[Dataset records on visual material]
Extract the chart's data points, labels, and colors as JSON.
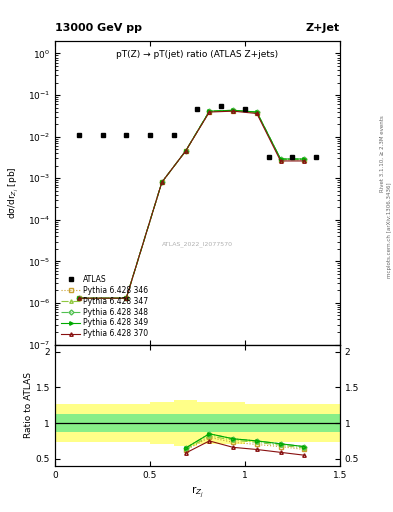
{
  "title_main": "pT(Z) → pT(jet) ratio (ATLAS Z+jets)",
  "header_left": "13000 GeV pp",
  "header_right": "Z+Jet",
  "ylabel_main": "dσ/dr$_{Z_j}$ [pb]",
  "ylabel_ratio": "Ratio to ATLAS",
  "xlabel": "r$_{Z_j}$",
  "watermark": "ATLAS_2022_I2077570",
  "right_label": "Rivet 3.1.10, ≥ 2.3M events",
  "right_label2": "mcplots.cern.ch [arXiv:1306.3436]",
  "atlas_x": [
    0.125,
    0.25,
    0.375,
    0.5,
    0.625,
    0.75,
    0.875,
    1.0,
    1.125,
    1.25,
    1.375
  ],
  "atlas_y": [
    0.011,
    0.011,
    0.011,
    0.011,
    0.011,
    0.045,
    0.055,
    0.045,
    0.0032,
    0.0032,
    0.0032
  ],
  "mc_x": [
    0.125,
    0.375,
    0.5625,
    0.6875,
    0.8125,
    0.9375,
    1.0625,
    1.1875,
    1.3125
  ],
  "pythia346_y": [
    1.3e-06,
    1.3e-06,
    0.0008,
    0.0045,
    0.04,
    0.042,
    0.038,
    0.0028,
    0.0028
  ],
  "pythia347_y": [
    1.3e-06,
    1.3e-06,
    0.0008,
    0.0045,
    0.04,
    0.042,
    0.038,
    0.0028,
    0.0028
  ],
  "pythia348_y": [
    1.3e-06,
    1.3e-06,
    0.0008,
    0.0045,
    0.041,
    0.043,
    0.039,
    0.0029,
    0.0029
  ],
  "pythia349_y": [
    1.3e-06,
    1.3e-06,
    0.0008,
    0.0045,
    0.041,
    0.043,
    0.039,
    0.0029,
    0.0029
  ],
  "pythia370_y": [
    1.3e-06,
    1.3e-06,
    0.0008,
    0.0045,
    0.039,
    0.041,
    0.036,
    0.0026,
    0.0026
  ],
  "ratio_x": [
    0.6875,
    0.8125,
    0.9375,
    1.0625,
    1.1875,
    1.3125
  ],
  "pythia346_ratio": [
    0.62,
    0.8,
    0.73,
    0.7,
    0.67,
    0.63
  ],
  "pythia347_ratio": [
    0.63,
    0.82,
    0.76,
    0.73,
    0.69,
    0.65
  ],
  "pythia348_ratio": [
    0.65,
    0.85,
    0.78,
    0.75,
    0.71,
    0.67
  ],
  "pythia349_ratio": [
    0.65,
    0.85,
    0.78,
    0.75,
    0.71,
    0.67
  ],
  "pythia370_ratio": [
    0.58,
    0.75,
    0.66,
    0.63,
    0.59,
    0.55
  ],
  "band_x_edges": [
    0.0,
    0.25,
    0.5,
    0.625,
    0.75,
    0.875,
    1.0,
    1.125,
    1.25,
    1.5
  ],
  "band_green_lo": [
    0.88,
    0.88,
    0.88,
    0.88,
    0.88,
    0.88,
    0.88,
    0.88,
    0.88
  ],
  "band_green_hi": [
    1.12,
    1.12,
    1.12,
    1.12,
    1.12,
    1.12,
    1.12,
    1.12,
    1.12
  ],
  "band_yellow_lo": [
    0.73,
    0.73,
    0.7,
    0.68,
    0.7,
    0.7,
    0.73,
    0.73,
    0.73
  ],
  "band_yellow_hi": [
    1.27,
    1.27,
    1.3,
    1.32,
    1.3,
    1.3,
    1.27,
    1.27,
    1.27
  ],
  "color346": "#c8a030",
  "color347": "#90c840",
  "color348": "#50c050",
  "color349": "#00aa00",
  "color370": "#881010",
  "ylim_main_lo": 1e-07,
  "ylim_main_hi": 2.0,
  "xlim_lo": 0.0,
  "xlim_hi": 1.5,
  "ylim_ratio_lo": 0.4,
  "ylim_ratio_hi": 2.1
}
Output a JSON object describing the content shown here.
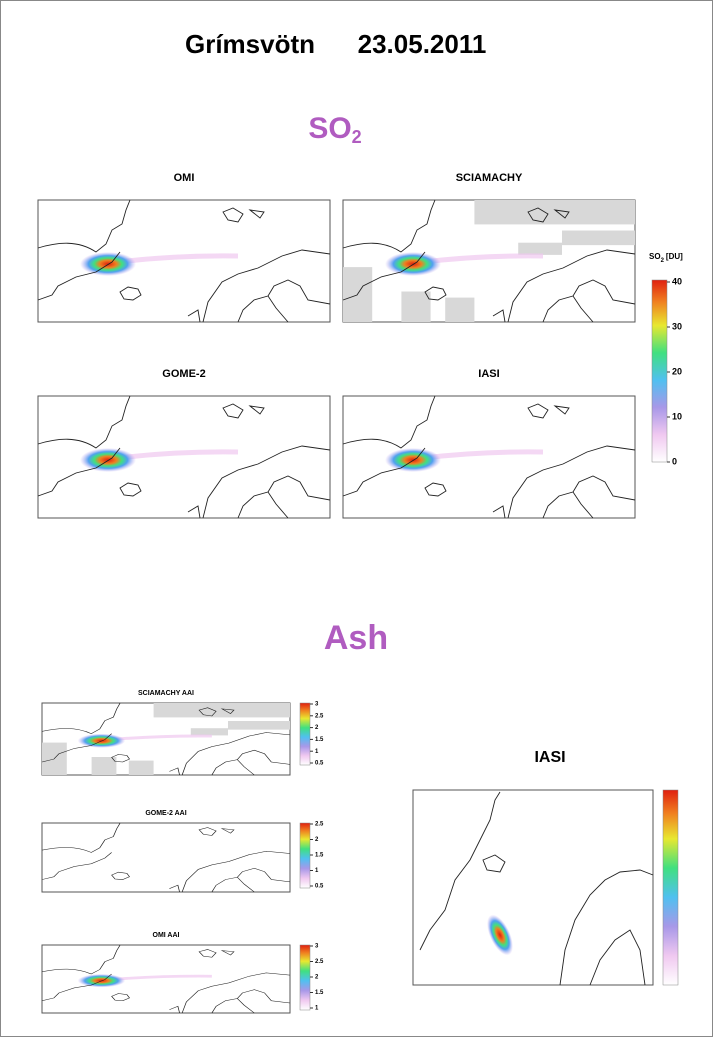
{
  "title": {
    "name": "Grímsvötn",
    "date": "23.05.2011"
  },
  "so2": {
    "heading": {
      "text": "SO",
      "subscript": "2"
    },
    "panels": [
      "OMI",
      "SCIAMACHY",
      "GOME-2",
      "IASI"
    ],
    "colorbar": {
      "label": {
        "text": "SO",
        "subscript": "2",
        "unit": "[DU]"
      },
      "ticks": [
        0,
        10,
        20,
        30,
        40
      ]
    }
  },
  "ash": {
    "heading": "Ash",
    "panels": [
      {
        "title": "SCIAMACHY AAI",
        "ticks": [
          0.5,
          1,
          1.5,
          2,
          2.5,
          3
        ]
      },
      {
        "title": "GOME-2 AAI",
        "ticks": [
          0.5,
          1,
          1.5,
          2,
          2.5
        ]
      },
      {
        "title": "OMI AAI",
        "ticks": [
          1,
          1.5,
          2,
          2.5,
          3
        ]
      }
    ],
    "iasi_title": "IASI"
  }
}
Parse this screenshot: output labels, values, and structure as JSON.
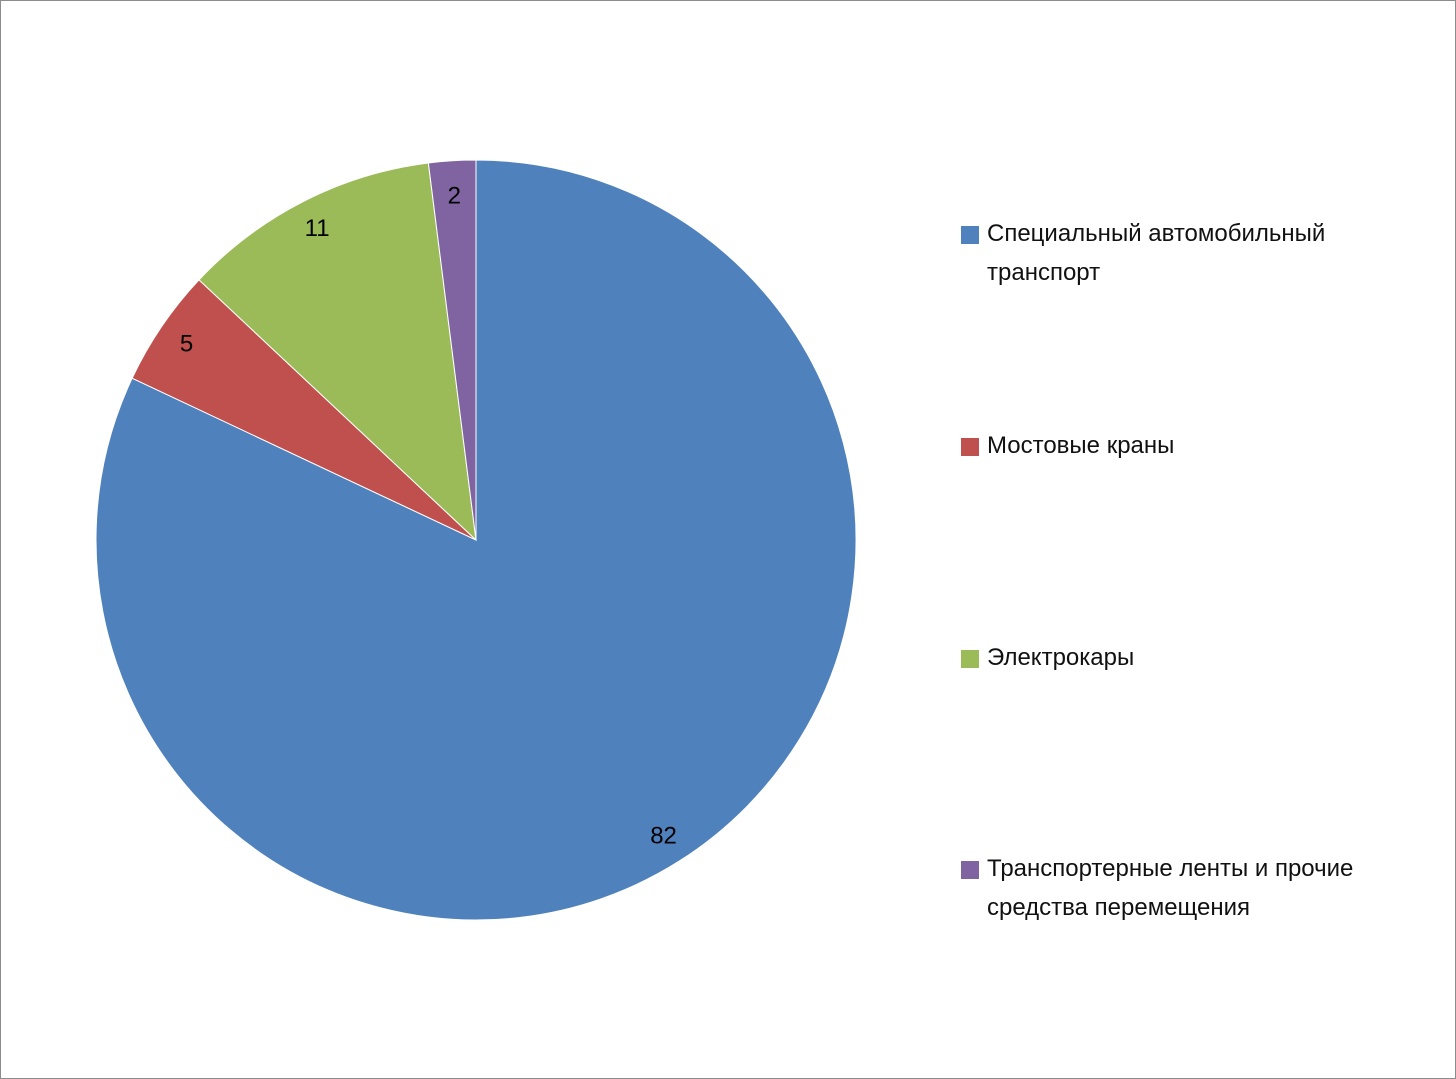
{
  "chart_data": {
    "type": "pie",
    "title": "",
    "categories": [
      "Специальный автомобильный транспорт",
      "Мостовые краны",
      "Электрокары",
      "Транспортерные ленты и прочие средства перемещения"
    ],
    "values": [
      82,
      5,
      11,
      2
    ],
    "data_labels": [
      "82",
      "5",
      "11",
      "2"
    ],
    "colors": [
      "#4F81BD",
      "#C0504D",
      "#9BBB59",
      "#8064A2"
    ],
    "start_angle": "top, clockwise",
    "legend_position": "right"
  }
}
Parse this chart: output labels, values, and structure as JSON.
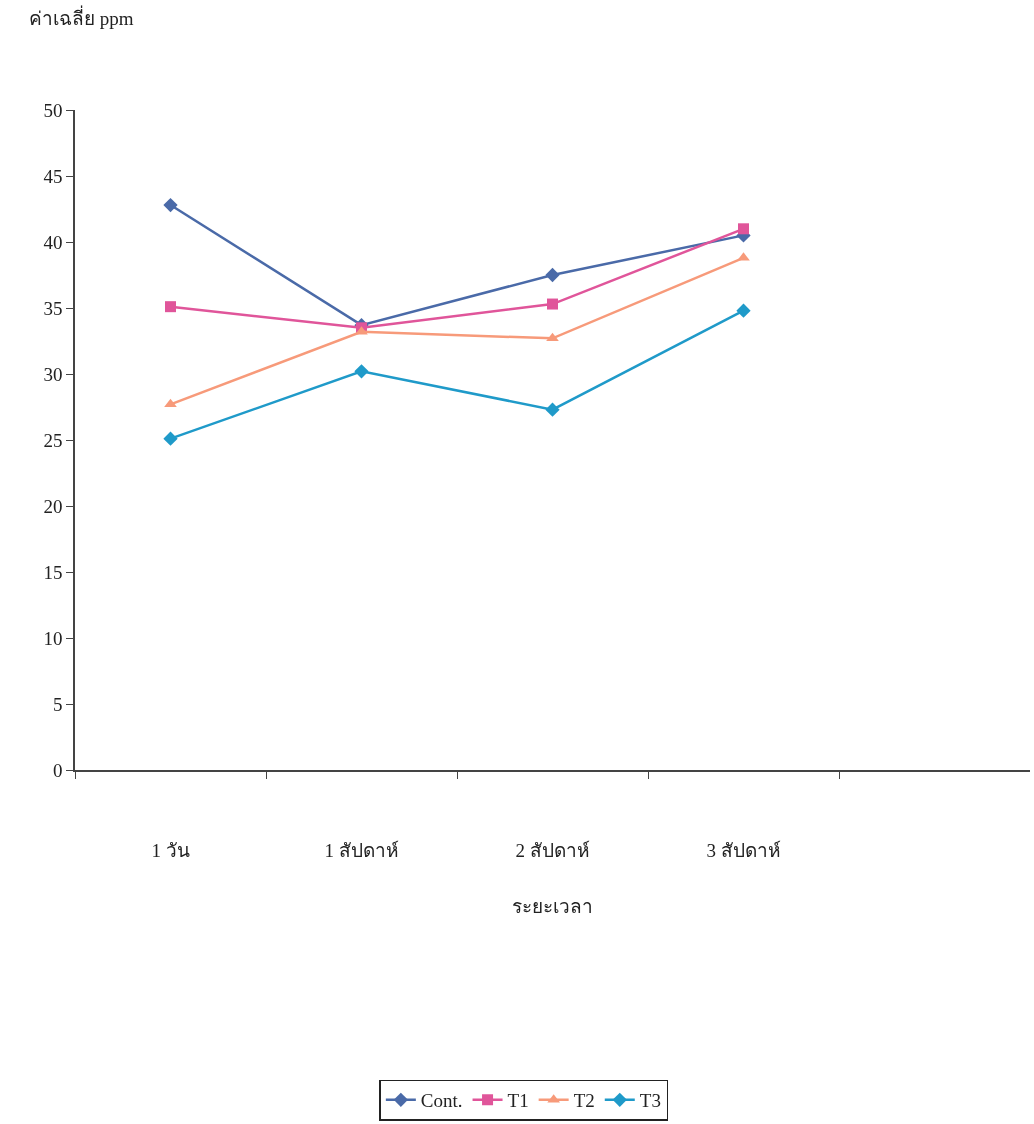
{
  "chart_data": {
    "type": "line",
    "xlabel": "ระยะเวลา",
    "ylabel": "ค่าเฉลี่ย ppm",
    "categories": [
      "1 วัน",
      "1 สัปดาห์",
      "2 สัปดาห์",
      "3 สัปดาห์",
      null
    ],
    "ylim": [
      0,
      50
    ],
    "yticks": [
      0,
      5,
      10,
      15,
      20,
      25,
      30,
      35,
      40,
      45,
      50
    ],
    "grid": false,
    "legend": "bottom",
    "line_style": "solid",
    "series": [
      {
        "name": "Cont.",
        "color": "#4a6aa8",
        "marker": "diamond",
        "values": [
          42.8,
          33.7,
          37.5,
          40.5,
          null
        ]
      },
      {
        "name": "T1",
        "color": "#e0559a",
        "marker": "square",
        "values": [
          35.1,
          33.5,
          35.3,
          41.0,
          null
        ]
      },
      {
        "name": "T2",
        "color": "#f79a7a",
        "marker": "triangle",
        "values": [
          27.7,
          33.2,
          32.7,
          38.8,
          null
        ]
      },
      {
        "name": "T3",
        "color": "#1f9ac9",
        "marker": "diamond",
        "values": [
          25.1,
          30.2,
          27.3,
          34.8,
          null
        ]
      }
    ]
  }
}
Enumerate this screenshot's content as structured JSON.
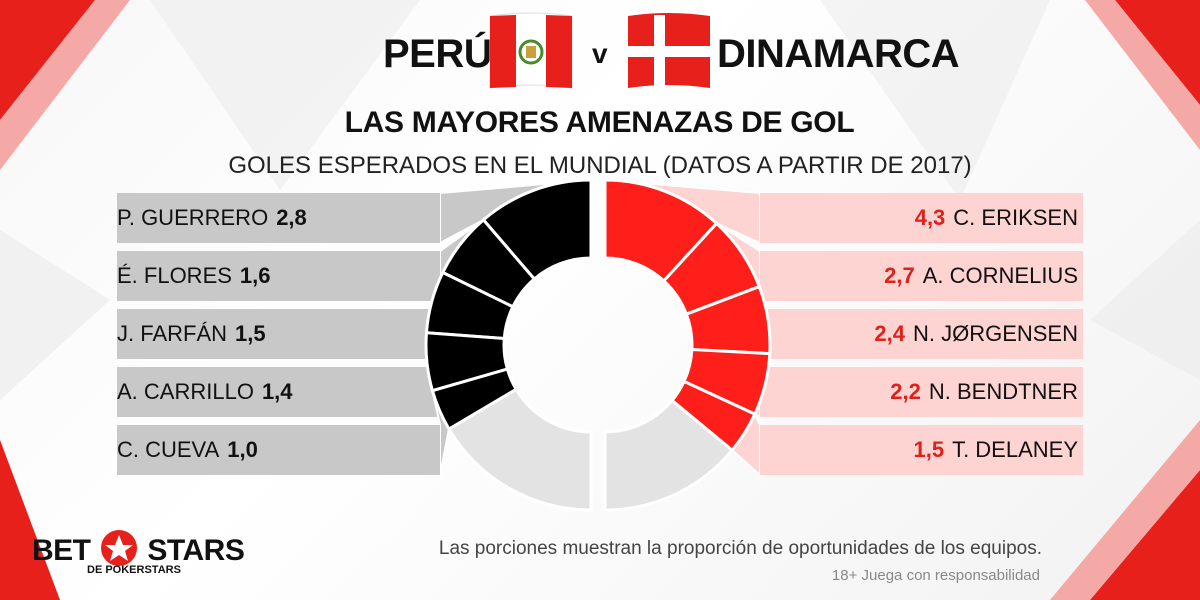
{
  "header": {
    "team_left": "PERÚ",
    "versus": "v",
    "team_right": "DINAMARCA",
    "title": "LAS MAYORES AMENAZAS DE GOL",
    "caption": "GOLES ESPERADOS EN EL MUNDIAL (DATOS A PARTIR DE 2017)"
  },
  "chart_data": [
    {
      "type": "donut",
      "side": "left",
      "team": "PERÚ",
      "categories": [
        "P. GUERRERO",
        "É. FLORES",
        "J. FARFÁN",
        "A. CARRILLO",
        "C. CUEVA"
      ],
      "values": [
        2.8,
        1.6,
        1.5,
        1.4,
        1.0
      ],
      "value_labels": [
        "2,8",
        "1,6",
        "1,5",
        "1,4",
        "1,0"
      ],
      "share_of_team_chances": 0.67,
      "color": "#000000",
      "row_color": "#c8c8c8"
    },
    {
      "type": "donut",
      "side": "right",
      "team": "DINAMARCA",
      "categories": [
        "C. ERIKSEN",
        "A. CORNELIUS",
        "N. JØRGENSEN",
        "N. BENDTNER",
        "T. DELANEY"
      ],
      "values": [
        4.3,
        2.7,
        2.4,
        2.2,
        1.5
      ],
      "value_labels": [
        "4,3",
        "2,7",
        "2,4",
        "2,2",
        "1,5"
      ],
      "share_of_team_chances": 0.72,
      "color": "#ff1f1a",
      "row_color": "#fdd4d2"
    }
  ],
  "footer": {
    "note": "Las porciones muestran la proporción de oportunidades de los equipos.",
    "disclaimer": "18+ Juega con responsabilidad",
    "logo_left": "BET",
    "logo_right": "STARS",
    "logo_sub": "DE POKERSTARS"
  },
  "colors": {
    "accent_red": "#e0201a",
    "dark": "#000000",
    "grey_remainder": "#e3e3e3"
  }
}
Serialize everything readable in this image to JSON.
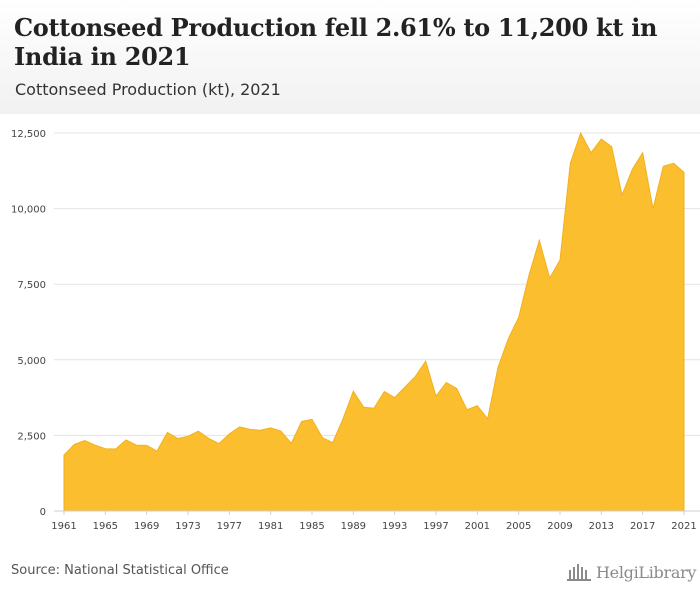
{
  "header": {
    "title": "Cottonseed Production fell 2.61% to 11,200 kt in India in 2021",
    "subtitle": "Cottonseed Production (kt), 2021"
  },
  "footer": {
    "source": "Source: National Statistical Office",
    "logo_text": "HelgiLibrary"
  },
  "colors": {
    "area_fill": "#fbbe2e",
    "area_stroke": "#f2b01e",
    "grid": "#e3e3e3",
    "axis_text": "#444444"
  },
  "chart_data": {
    "type": "area",
    "xlabel": "",
    "ylabel": "",
    "ylim": [
      0,
      12600
    ],
    "xlim": [
      1961,
      2021
    ],
    "grid": true,
    "legend": "none",
    "y_ticks": [
      0,
      2500,
      5000,
      7500,
      10000,
      12500
    ],
    "y_tick_labels": [
      "0",
      "2,500",
      "5,000",
      "7,500",
      "10,000",
      "12,500"
    ],
    "x_ticks": [
      1961,
      1965,
      1969,
      1973,
      1977,
      1981,
      1985,
      1989,
      1993,
      1997,
      2001,
      2005,
      2009,
      2013,
      2017,
      2021
    ],
    "x_tick_labels": [
      "1961",
      "1965",
      "1969",
      "1973",
      "1977",
      "1981",
      "1985",
      "1989",
      "1993",
      "1997",
      "2001",
      "2005",
      "2009",
      "2013",
      "2017",
      "2021"
    ],
    "series": [
      {
        "x": [
          1961,
          1962,
          1963,
          1964,
          1965,
          1966,
          1967,
          1968,
          1969,
          1970,
          1971,
          1972,
          1973,
          1974,
          1975,
          1976,
          1977,
          1978,
          1979,
          1980,
          1981,
          1982,
          1983,
          1984,
          1985,
          1986,
          1987,
          1988,
          1989,
          1990,
          1991,
          1992,
          1993,
          1994,
          1995,
          1996,
          1997,
          1998,
          1999,
          2000,
          2001,
          2002,
          2003,
          2004,
          2005,
          2006,
          2007,
          2008,
          2009,
          2010,
          2011,
          2012,
          2013,
          2014,
          2015,
          2016,
          2017,
          2018,
          2019,
          2020,
          2021
        ],
        "values": [
          1850,
          2200,
          2330,
          2180,
          2060,
          2050,
          2350,
          2180,
          2170,
          1980,
          2600,
          2400,
          2470,
          2640,
          2400,
          2230,
          2550,
          2780,
          2700,
          2670,
          2750,
          2640,
          2240,
          2960,
          3030,
          2430,
          2260,
          3050,
          3960,
          3430,
          3400,
          3950,
          3750,
          4100,
          4450,
          4950,
          3800,
          4250,
          4050,
          3350,
          3480,
          3050,
          4750,
          5700,
          6400,
          7800,
          8950,
          7700,
          8300,
          11500,
          12500,
          11850,
          12300,
          12050,
          10450,
          11300,
          11850,
          10000,
          11400,
          11500,
          11200
        ]
      }
    ]
  }
}
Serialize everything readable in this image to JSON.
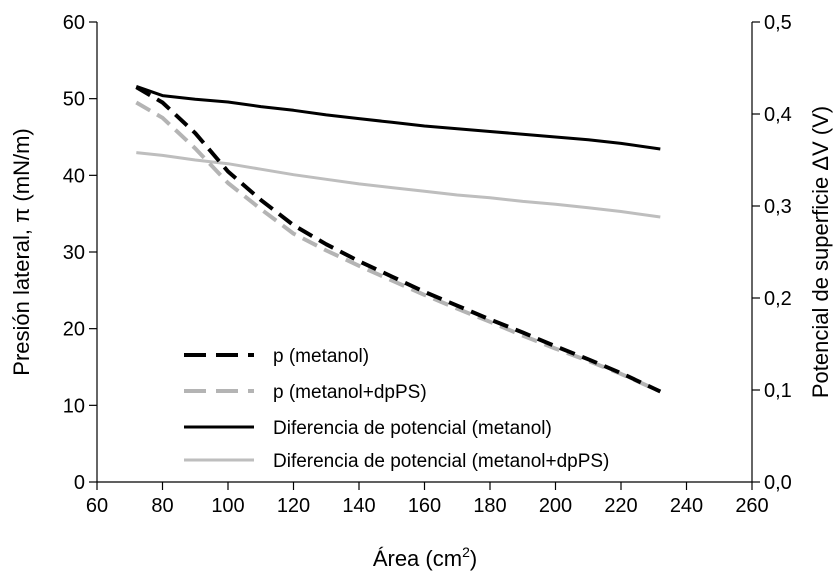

__Written request__
Pull out each line holding the string "DINAMARCA".

__The response__
    "team_right": "DINAMARCA",
      "team": "DINAMARCA",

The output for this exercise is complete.